* _Material provided_

○ ○ ○ ○ ○ ○ ○

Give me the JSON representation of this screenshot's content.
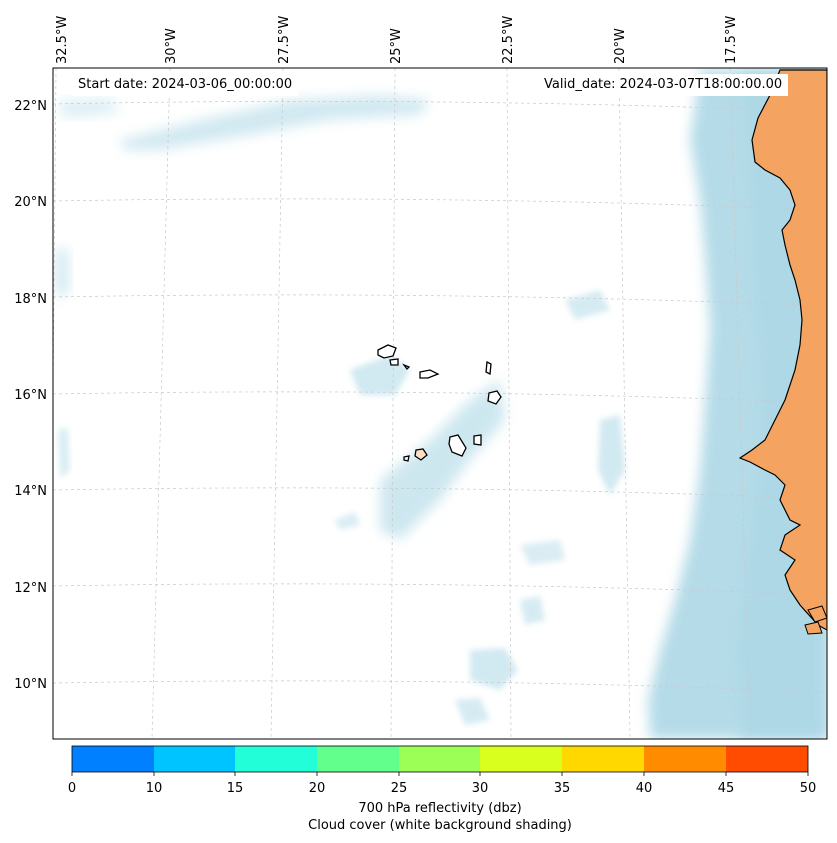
{
  "map": {
    "start_date": "Start date: 2024-03-06_00:00:00",
    "valid_date": "Valid_date: 2024-03-07T18:00:00.00",
    "lon_labels": [
      "32.5°W",
      "30°W",
      "27.5°W",
      "25°W",
      "22.5°W",
      "20°W",
      "17.5°W"
    ],
    "lat_labels": [
      "22°N",
      "20°N",
      "18°N",
      "16°N",
      "14°N",
      "12°N",
      "10°N"
    ],
    "land_color": "#f4a460",
    "cloud_color": "#add8e6"
  },
  "colorbar": {
    "ticks": [
      "0",
      "10",
      "15",
      "20",
      "25",
      "30",
      "35",
      "40",
      "45",
      "50"
    ],
    "colors": [
      "#0080ff",
      "#00c4ff",
      "#22ffd8",
      "#62ff8c",
      "#9cff56",
      "#d8ff1e",
      "#ffd800",
      "#ff8c00",
      "#ff4c00"
    ],
    "label_line1": "700 hPa reflectivity (dbz)",
    "label_line2": "Cloud cover (white background shading)"
  }
}
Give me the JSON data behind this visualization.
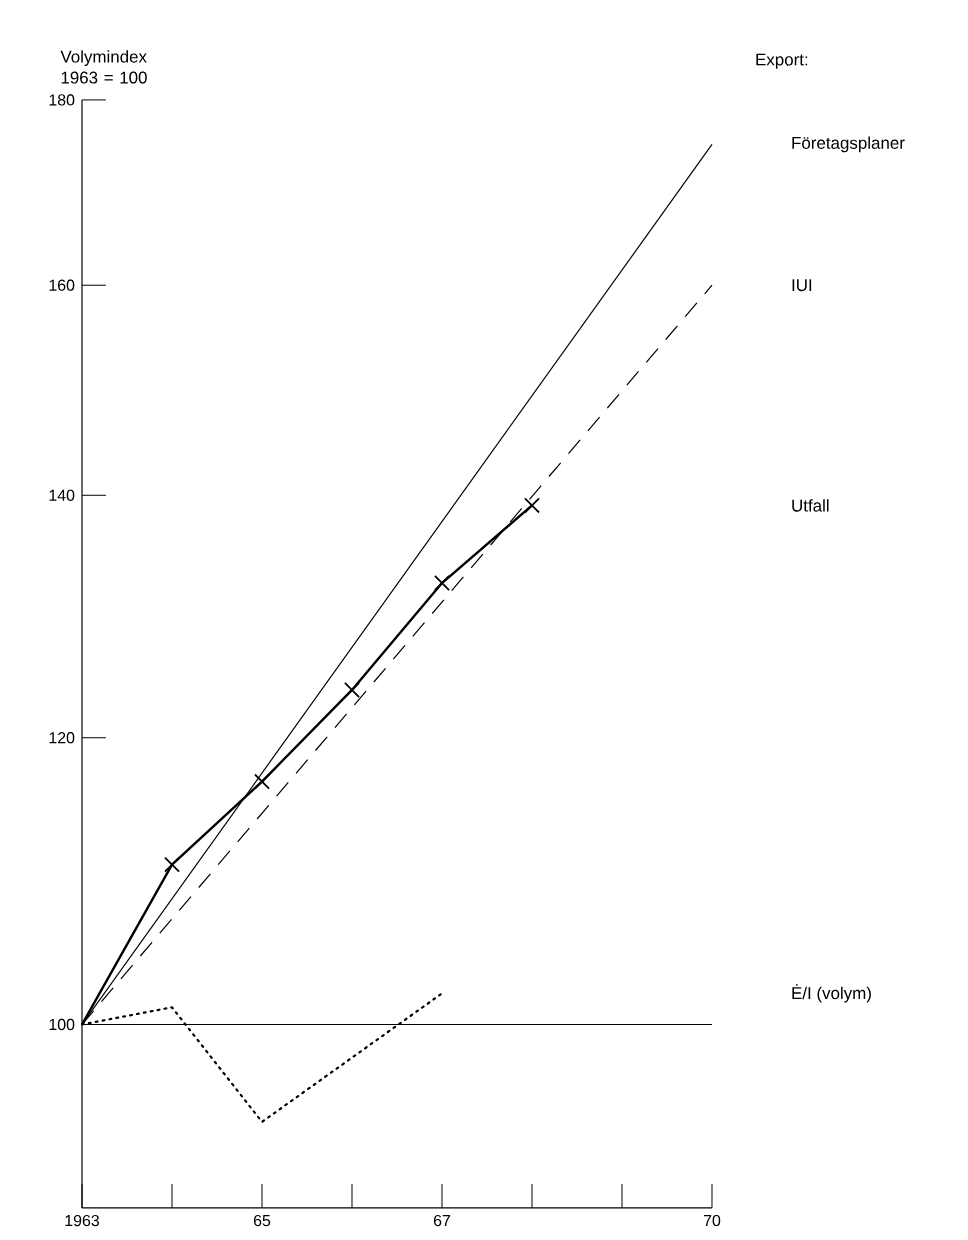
{
  "chart_data": {
    "type": "line",
    "ylabel": "Volymindex 1963 = 100",
    "log": "y",
    "annotations": [
      "Export:"
    ],
    "xlim": [
      1963,
      1970
    ],
    "xticks": [
      1963,
      {
        "value": 1964,
        "label": null
      },
      {
        "value": 1965,
        "label": "65"
      },
      {
        "value": 1966,
        "label": null
      },
      {
        "value": 1967,
        "label": "67"
      },
      {
        "value": 1968,
        "label": null
      },
      {
        "value": 1969,
        "label": null
      },
      {
        "value": 1970,
        "label": "70"
      }
    ],
    "ylim": [
      89,
      180
    ],
    "yticks": [
      100,
      120,
      140,
      160,
      180
    ],
    "ref_lines": [
      {
        "axis": "y",
        "value": 100
      }
    ],
    "series": [
      {
        "name": "Företagsplaner",
        "color": "#000000",
        "line_style": "solid",
        "marker": "none",
        "x": [
          1963,
          1970
        ],
        "values": [
          100,
          175
        ]
      },
      {
        "name": "IUI",
        "color": "#000000",
        "line_style": "dashed",
        "marker": "none",
        "x": [
          1963,
          1970
        ],
        "values": [
          100,
          160
        ]
      },
      {
        "name": "Utfall",
        "color": "#000000",
        "line_style": "solid",
        "marker": "cross",
        "x": [
          1963,
          1964,
          1965,
          1966,
          1967,
          1968
        ],
        "values": [
          100,
          110.7,
          116.7,
          123.7,
          132.4,
          139.1
        ]
      },
      {
        "name": "Ė/I (volym)",
        "color": "#000000",
        "line_style": "dotted",
        "marker": "none",
        "x": [
          1963,
          1964,
          1965,
          1967
        ],
        "values": [
          100,
          101.1,
          94.0,
          102.0
        ]
      }
    ]
  }
}
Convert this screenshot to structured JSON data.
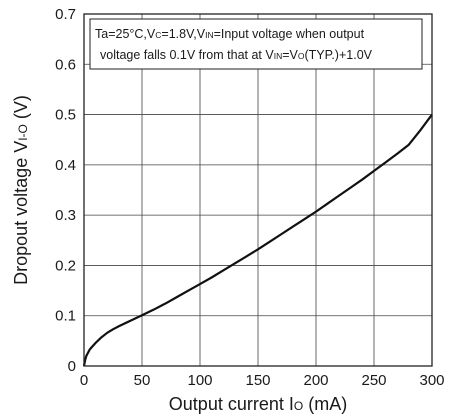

○ ○ ○ ○ ○ ○ ○

* _The problem_
Omitting all images, retype each line of the records precisely.

* _Expected answer_
Give me the JSON representation of this screenshot's content.
{
  "map": {
    "start_date": "Start date: 2024-03-06_00:00:00",
    "valid_date": "Valid_date: 2024-03-07T18:00:00.00",
    "lon_labels": [
      "32.5°W",
      "30°W",
      "27.5°W",
      "25°W",
      "22.5°W",
      "20°W",
      "17.5°W"
    ],
    "lat_labels": [
      "22°N",
      "20°N",
      "18°N",
      "16°N",
      "14°N",
      "12°N",
      "10°N"
    ],
    "land_color": "#f4a460",
    "cloud_color": "#add8e6"
  },
  "colorbar": {
    "ticks": [
      "0",
      "10",
      "15",
      "20",
      "25",
      "30",
      "35",
      "40",
      "45",
      "50"
    ],
    "colors": [
      "#0080ff",
      "#00c4ff",
      "#22ffd8",
      "#62ff8c",
      "#9cff56",
      "#d8ff1e",
      "#ffd800",
      "#ff8c00",
      "#ff4c00"
    ],
    "label_line1": "700 hPa reflectivity (dbz)",
    "label_line2": "Cloud cover (white background shading)"
  }
}
Give me the JSON data behind this visualization.
{
  "chart_data": {
    "type": "line",
    "ylabel": "Volymindex 1963 = 100",
    "log": "y",
    "annotations": [
      "Export:"
    ],
    "xlim": [
      1963,
      1970
    ],
    "xticks": [
      1963,
      {
        "value": 1964,
        "label": null
      },
      {
        "value": 1965,
        "label": "65"
      },
      {
        "value": 1966,
        "label": null
      },
      {
        "value": 1967,
        "label": "67"
      },
      {
        "value": 1968,
        "label": null
      },
      {
        "value": 1969,
        "label": null
      },
      {
        "value": 1970,
        "label": "70"
      }
    ],
    "ylim": [
      89,
      180
    ],
    "yticks": [
      100,
      120,
      140,
      160,
      180
    ],
    "ref_lines": [
      {
        "axis": "y",
        "value": 100
      }
    ],
    "series": [
      {
        "name": "Företagsplaner",
        "color": "#000000",
        "line_style": "solid",
        "marker": "none",
        "x": [
          1963,
          1970
        ],
        "values": [
          100,
          175
        ]
      },
      {
        "name": "IUI",
        "color": "#000000",
        "line_style": "dashed",
        "marker": "none",
        "x": [
          1963,
          1970
        ],
        "values": [
          100,
          160
        ]
      },
      {
        "name": "Utfall",
        "color": "#000000",
        "line_style": "solid",
        "marker": "cross",
        "x": [
          1963,
          1964,
          1965,
          1966,
          1967,
          1968
        ],
        "values": [
          100,
          110.7,
          116.7,
          123.7,
          132.4,
          139.1
        ]
      },
      {
        "name": "Ė/I (volym)",
        "color": "#000000",
        "line_style": "dotted",
        "marker": "none",
        "x": [
          1963,
          1964,
          1965,
          1967
        ],
        "values": [
          100,
          101.1,
          94.0,
          102.0
        ]
      }
    ]
  }
}
Convert this screenshot to structured JSON data.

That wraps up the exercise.